(Collection entries)
* * * * * * *

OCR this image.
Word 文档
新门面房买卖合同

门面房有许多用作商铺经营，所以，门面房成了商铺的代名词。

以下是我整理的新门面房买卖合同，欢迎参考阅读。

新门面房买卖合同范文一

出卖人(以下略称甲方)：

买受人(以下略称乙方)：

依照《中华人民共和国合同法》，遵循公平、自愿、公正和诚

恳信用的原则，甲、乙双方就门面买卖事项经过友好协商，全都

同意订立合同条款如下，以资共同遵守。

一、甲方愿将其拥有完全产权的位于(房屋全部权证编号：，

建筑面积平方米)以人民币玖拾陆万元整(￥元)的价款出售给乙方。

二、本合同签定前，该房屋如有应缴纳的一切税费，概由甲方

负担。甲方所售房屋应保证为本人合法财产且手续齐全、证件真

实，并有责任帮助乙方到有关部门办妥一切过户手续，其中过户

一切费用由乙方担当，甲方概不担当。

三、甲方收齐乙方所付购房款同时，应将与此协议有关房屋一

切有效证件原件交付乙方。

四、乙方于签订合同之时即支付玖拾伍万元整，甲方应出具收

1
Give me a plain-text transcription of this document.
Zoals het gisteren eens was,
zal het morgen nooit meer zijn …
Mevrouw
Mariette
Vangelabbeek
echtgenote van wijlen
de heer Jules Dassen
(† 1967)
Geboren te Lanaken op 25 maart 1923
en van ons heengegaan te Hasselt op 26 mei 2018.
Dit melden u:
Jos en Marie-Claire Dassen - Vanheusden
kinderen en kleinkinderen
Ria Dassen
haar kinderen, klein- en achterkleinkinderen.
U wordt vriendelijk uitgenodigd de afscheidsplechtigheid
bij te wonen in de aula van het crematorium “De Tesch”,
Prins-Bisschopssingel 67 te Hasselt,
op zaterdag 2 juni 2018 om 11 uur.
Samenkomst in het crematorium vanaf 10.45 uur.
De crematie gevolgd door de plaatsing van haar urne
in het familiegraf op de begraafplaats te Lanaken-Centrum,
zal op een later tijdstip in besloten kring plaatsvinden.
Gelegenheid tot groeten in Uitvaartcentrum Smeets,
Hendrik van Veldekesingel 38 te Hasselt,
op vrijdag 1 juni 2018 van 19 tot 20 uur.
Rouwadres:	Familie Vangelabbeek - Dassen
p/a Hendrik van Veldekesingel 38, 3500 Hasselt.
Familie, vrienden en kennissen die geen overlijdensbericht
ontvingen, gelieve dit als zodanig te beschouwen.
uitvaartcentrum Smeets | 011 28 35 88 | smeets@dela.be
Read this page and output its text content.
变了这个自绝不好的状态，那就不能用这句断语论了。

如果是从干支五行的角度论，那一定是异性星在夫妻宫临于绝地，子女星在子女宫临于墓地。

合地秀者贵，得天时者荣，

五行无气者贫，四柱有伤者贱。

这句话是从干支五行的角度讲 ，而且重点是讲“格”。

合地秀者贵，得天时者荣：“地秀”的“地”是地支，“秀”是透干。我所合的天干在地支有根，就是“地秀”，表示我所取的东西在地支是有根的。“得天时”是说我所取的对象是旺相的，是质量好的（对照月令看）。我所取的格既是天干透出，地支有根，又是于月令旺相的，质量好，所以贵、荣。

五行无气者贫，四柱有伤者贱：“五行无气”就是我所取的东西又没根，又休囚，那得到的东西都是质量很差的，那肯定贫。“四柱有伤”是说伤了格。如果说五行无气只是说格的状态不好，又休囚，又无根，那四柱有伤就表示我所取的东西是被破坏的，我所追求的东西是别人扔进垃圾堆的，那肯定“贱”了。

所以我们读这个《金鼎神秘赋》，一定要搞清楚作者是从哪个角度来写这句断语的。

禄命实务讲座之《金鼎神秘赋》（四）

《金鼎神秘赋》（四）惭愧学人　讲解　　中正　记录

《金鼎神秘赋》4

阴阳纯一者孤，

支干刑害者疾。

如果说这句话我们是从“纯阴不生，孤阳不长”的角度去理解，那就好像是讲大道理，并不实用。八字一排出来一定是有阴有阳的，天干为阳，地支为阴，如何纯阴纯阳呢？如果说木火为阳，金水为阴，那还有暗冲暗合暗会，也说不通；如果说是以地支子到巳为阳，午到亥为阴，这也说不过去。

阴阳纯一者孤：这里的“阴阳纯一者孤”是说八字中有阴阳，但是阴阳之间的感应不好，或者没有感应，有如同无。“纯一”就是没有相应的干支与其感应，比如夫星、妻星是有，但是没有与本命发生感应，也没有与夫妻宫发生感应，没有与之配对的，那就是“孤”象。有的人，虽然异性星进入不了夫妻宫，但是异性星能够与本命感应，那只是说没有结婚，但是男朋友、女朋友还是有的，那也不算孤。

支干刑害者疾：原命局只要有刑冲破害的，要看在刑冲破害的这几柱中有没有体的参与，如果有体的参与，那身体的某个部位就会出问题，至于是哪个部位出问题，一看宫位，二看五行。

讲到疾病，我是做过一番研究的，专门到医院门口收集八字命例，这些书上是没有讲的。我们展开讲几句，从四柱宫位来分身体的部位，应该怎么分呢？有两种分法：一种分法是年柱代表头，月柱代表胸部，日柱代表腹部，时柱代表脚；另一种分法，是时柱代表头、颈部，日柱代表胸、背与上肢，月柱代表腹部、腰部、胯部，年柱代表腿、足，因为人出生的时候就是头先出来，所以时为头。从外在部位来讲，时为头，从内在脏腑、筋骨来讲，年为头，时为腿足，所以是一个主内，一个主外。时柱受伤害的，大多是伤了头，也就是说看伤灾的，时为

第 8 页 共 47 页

* * * * * * *

Repeat every entry word for word.

▶ Response to the task:
OCR this image.
Word 文档
新门面房买卖合同

门面房有许多用作商铺经营，所以，门面房成了商铺的代名词。

以下是我整理的新门面房买卖合同，欢迎参考阅读。

新门面房买卖合同范文一

出卖人(以下略称甲方)：

买受人(以下略称乙方)：

依照《中华人民共和国合同法》，遵循公平、自愿、公正和诚

恳信用的原则，甲、乙双方就门面买卖事项经过友好协商，全都

同意订立合同条款如下，以资共同遵守。

一、甲方愿将其拥有完全产权的位于(房屋全部权证编号：，

建筑面积平方米)以人民币玖拾陆万元整(￥元)的价款出售给乙方。

二、本合同签定前，该房屋如有应缴纳的一切税费，概由甲方

负担。甲方所售房屋应保证为本人合法财产且手续齐全、证件真

实，并有责任帮助乙方到有关部门办妥一切过户手续，其中过户

一切费用由乙方担当，甲方概不担当。

三、甲方收齐乙方所付购房款同时，应将与此协议有关房屋一

切有效证件原件交付乙方。

四、乙方于签订合同之时即支付玖拾伍万元整，甲方应出具收

1
Give me a plain-text transcription of this document.
Zoals het gisteren eens was,
zal het morgen nooit meer zijn …
Mevrouw
Mariette
Vangelabbeek
echtgenote van wijlen
de heer Jules Dassen
(† 1967)
Geboren te Lanaken op 25 maart 1923
en van ons heengegaan te Hasselt op 26 mei 2018.
Dit melden u:
Jos en Marie-Claire Dassen - Vanheusden
kinderen en kleinkinderen
Ria Dassen
haar kinderen, klein- en achterkleinkinderen.
U wordt vriendelijk uitgenodigd de afscheidsplechtigheid
bij te wonen in de aula van het crematorium “De Tesch”,
Prins-Bisschopssingel 67 te Hasselt,
op zaterdag 2 juni 2018 om 11 uur.
Samenkomst in het crematorium vanaf 10.45 uur.
De crematie gevolgd door de plaatsing van haar urne
in het familiegraf op de begraafplaats te Lanaken-Centrum,
zal op een later tijdstip in besloten kring plaatsvinden.
Gelegenheid tot groeten in Uitvaartcentrum Smeets,
Hendrik van Veldekesingel 38 te Hasselt,
op vrijdag 1 juni 2018 van 19 tot 20 uur.
Rouwadres:	Familie Vangelabbeek - Dassen
p/a Hendrik van Veldekesingel 38, 3500 Hasselt.
Familie, vrienden en kennissen die geen overlijdensbericht
ontvingen, gelieve dit als zodanig te beschouwen.
uitvaartcentrum Smeets | 011 28 35 88 | smeets@dela.be
Read this page and output its text content.
变了这个自绝不好的状态，那就不能用这句断语论了。

如果是从干支五行的角度论，那一定是异性星在夫妻宫临于绝地，子女星在子女宫临于墓地。

合地秀者贵，得天时者荣，

五行无气者贫，四柱有伤者贱。

这句话是从干支五行的角度讲 ，而且重点是讲“格”。

合地秀者贵，得天时者荣：“地秀”的“地”是地支，“秀”是透干。我所合的天干在地支有根，就是“地秀”，表示我所取的东西在地支是有根的。“得天时”是说我所取的对象是旺相的，是质量好的（对照月令看）。我所取的格既是天干透出，地支有根，又是于月令旺相的，质量好，所以贵、荣。

五行无气者贫，四柱有伤者贱：“五行无气”就是我所取的东西又没根，又休囚，那得到的东西都是质量很差的，那肯定贫。“四柱有伤”是说伤了格。如果说五行无气只是说格的状态不好，又休囚，又无根，那四柱有伤就表示我所取的东西是被破坏的，我所追求的东西是别人扔进垃圾堆的，那肯定“贱”了。

所以我们读这个《金鼎神秘赋》，一定要搞清楚作者是从哪个角度来写这句断语的。

禄命实务讲座之《金鼎神秘赋》（四）

《金鼎神秘赋》（四）惭愧学人　讲解　　中正　记录

《金鼎神秘赋》4

阴阳纯一者孤，

支干刑害者疾。

如果说这句话我们是从“纯阴不生，孤阳不长”的角度去理解，那就好像是讲大道理，并不实用。八字一排出来一定是有阴有阳的，天干为阳，地支为阴，如何纯阴纯阳呢？如果说木火为阳，金水为阴，那还有暗冲暗合暗会，也说不通；如果说是以地支子到巳为阳，午到亥为阴，这也说不过去。

阴阳纯一者孤：这里的“阴阳纯一者孤”是说八字中有阴阳，但是阴阳之间的感应不好，或者没有感应，有如同无。“纯一”就是没有相应的干支与其感应，比如夫星、妻星是有，但是没有与本命发生感应，也没有与夫妻宫发生感应，没有与之配对的，那就是“孤”象。有的人，虽然异性星进入不了夫妻宫，但是异性星能够与本命感应，那只是说没有结婚，但是男朋友、女朋友还是有的，那也不算孤。

支干刑害者疾：原命局只要有刑冲破害的，要看在刑冲破害的这几柱中有没有体的参与，如果有体的参与，那身体的某个部位就会出问题，至于是哪个部位出问题，一看宫位，二看五行。

讲到疾病，我是做过一番研究的，专门到医院门口收集八字命例，这些书上是没有讲的。我们展开讲几句，从四柱宫位来分身体的部位，应该怎么分呢？有两种分法：一种分法是年柱代表头，月柱代表胸部，日柱代表腹部，时柱代表脚；另一种分法，是时柱代表头、颈部，日柱代表胸、背与上肢，月柱代表腹部、腰部、胯部，年柱代表腿、足，因为人出生的时候就是头先出来，所以时为头。从外在部位来讲，时为头，从内在脏腑、筋骨来讲，年为头，时为腿足，所以是一个主内，一个主外。时柱受伤害的，大多是伤了头，也就是说看伤灾的，时为

第 8 页 共 47 页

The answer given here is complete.